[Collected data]

----------

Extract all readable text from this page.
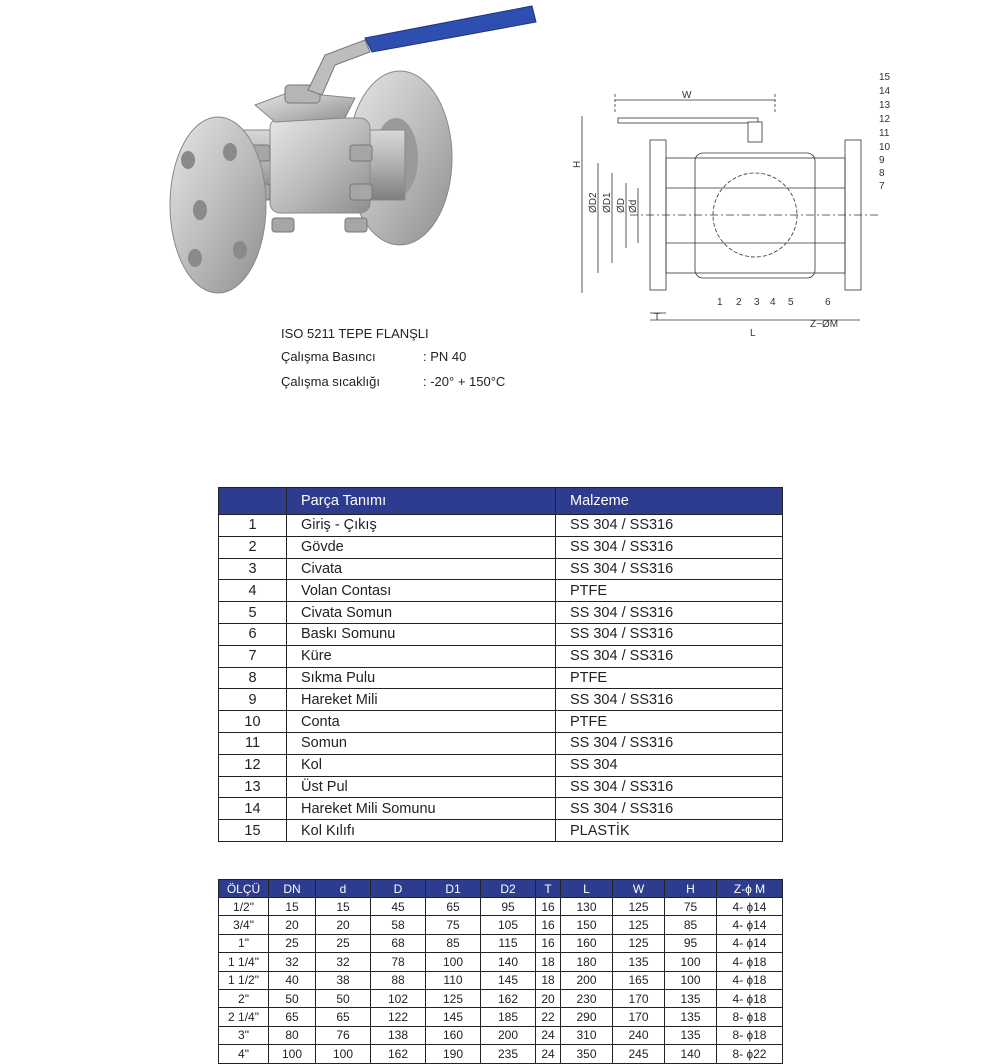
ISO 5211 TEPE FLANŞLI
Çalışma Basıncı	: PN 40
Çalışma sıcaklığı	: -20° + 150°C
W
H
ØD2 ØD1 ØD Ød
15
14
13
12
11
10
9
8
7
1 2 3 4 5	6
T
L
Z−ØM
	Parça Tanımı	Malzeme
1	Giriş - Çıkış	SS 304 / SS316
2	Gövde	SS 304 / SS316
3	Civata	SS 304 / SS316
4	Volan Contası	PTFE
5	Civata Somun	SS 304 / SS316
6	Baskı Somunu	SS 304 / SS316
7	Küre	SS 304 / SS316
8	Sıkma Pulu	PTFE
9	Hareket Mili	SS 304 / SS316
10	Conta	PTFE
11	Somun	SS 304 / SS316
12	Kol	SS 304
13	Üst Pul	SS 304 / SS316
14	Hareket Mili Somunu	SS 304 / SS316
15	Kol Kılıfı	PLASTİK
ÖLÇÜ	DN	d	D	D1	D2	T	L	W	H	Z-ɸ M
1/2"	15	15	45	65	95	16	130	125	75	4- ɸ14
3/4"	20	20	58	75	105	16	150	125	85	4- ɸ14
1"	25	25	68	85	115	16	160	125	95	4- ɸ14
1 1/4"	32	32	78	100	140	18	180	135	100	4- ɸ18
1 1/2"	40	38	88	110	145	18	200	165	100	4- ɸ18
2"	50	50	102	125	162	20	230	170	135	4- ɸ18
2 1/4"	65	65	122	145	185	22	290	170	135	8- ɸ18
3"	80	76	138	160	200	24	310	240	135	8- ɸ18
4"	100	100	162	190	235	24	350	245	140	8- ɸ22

----------

- [Brief] Return every line in the listing that contains the word "Çalışma".

- [Written reply]
Çalışma Basıncı	: PN 40
Çalışma sıcaklığı	: -20° + 150°C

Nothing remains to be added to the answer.